*Request*: Look through the data below. Show each line where the string "dotted" occurs.

— Start —

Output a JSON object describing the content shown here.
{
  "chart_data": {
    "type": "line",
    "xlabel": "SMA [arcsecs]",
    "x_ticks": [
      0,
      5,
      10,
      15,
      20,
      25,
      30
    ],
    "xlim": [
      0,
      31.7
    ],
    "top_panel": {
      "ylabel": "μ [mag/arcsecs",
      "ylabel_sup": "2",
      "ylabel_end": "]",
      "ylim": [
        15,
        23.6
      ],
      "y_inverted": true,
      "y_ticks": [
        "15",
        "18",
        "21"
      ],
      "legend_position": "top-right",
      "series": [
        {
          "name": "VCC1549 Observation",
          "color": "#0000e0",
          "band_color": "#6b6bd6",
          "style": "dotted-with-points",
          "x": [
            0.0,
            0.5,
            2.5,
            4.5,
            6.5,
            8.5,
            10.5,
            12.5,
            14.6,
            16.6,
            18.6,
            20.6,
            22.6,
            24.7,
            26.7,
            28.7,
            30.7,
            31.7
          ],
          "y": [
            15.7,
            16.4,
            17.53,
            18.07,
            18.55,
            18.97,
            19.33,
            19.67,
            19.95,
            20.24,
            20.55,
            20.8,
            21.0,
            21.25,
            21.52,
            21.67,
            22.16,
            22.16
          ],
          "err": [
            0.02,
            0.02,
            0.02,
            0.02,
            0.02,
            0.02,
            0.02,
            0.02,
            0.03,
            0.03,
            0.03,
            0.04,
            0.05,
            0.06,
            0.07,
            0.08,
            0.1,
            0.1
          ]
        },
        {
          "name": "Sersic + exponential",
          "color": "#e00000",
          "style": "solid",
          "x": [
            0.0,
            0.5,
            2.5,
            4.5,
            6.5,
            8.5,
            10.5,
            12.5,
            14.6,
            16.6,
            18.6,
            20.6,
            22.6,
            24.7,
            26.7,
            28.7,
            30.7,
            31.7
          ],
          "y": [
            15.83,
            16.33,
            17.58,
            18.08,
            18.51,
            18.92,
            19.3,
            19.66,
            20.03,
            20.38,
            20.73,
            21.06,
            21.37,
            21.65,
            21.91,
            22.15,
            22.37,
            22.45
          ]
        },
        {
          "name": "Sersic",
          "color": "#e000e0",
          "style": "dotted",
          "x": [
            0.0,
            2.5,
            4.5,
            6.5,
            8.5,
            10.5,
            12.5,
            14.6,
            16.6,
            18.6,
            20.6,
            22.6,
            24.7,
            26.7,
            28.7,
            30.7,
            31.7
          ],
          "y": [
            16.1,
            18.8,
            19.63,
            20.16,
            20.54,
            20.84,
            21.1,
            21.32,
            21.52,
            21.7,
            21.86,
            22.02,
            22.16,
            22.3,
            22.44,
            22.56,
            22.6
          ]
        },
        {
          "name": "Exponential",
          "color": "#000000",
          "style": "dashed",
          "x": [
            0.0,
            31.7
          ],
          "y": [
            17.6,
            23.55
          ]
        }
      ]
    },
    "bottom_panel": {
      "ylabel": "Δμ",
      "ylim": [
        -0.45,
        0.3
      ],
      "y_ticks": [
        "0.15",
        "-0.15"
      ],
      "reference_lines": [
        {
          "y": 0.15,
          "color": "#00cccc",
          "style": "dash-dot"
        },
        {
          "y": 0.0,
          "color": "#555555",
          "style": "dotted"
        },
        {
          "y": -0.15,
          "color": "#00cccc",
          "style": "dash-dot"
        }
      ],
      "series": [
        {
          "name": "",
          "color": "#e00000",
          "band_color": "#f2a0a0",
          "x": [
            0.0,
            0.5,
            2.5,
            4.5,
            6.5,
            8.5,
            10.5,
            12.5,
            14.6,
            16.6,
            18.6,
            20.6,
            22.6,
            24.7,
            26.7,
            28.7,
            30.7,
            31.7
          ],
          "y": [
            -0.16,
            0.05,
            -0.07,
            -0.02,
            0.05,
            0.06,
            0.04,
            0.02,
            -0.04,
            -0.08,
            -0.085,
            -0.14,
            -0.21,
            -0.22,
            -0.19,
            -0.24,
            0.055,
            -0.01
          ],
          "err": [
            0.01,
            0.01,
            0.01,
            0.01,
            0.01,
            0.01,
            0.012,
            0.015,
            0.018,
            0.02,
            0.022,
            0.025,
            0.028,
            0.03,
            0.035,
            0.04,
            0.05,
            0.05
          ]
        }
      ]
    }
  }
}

— End —

*Solution to the exercise*:
          "style": "dotted-with-points",
          "style": "dotted",
          "style": "dotted"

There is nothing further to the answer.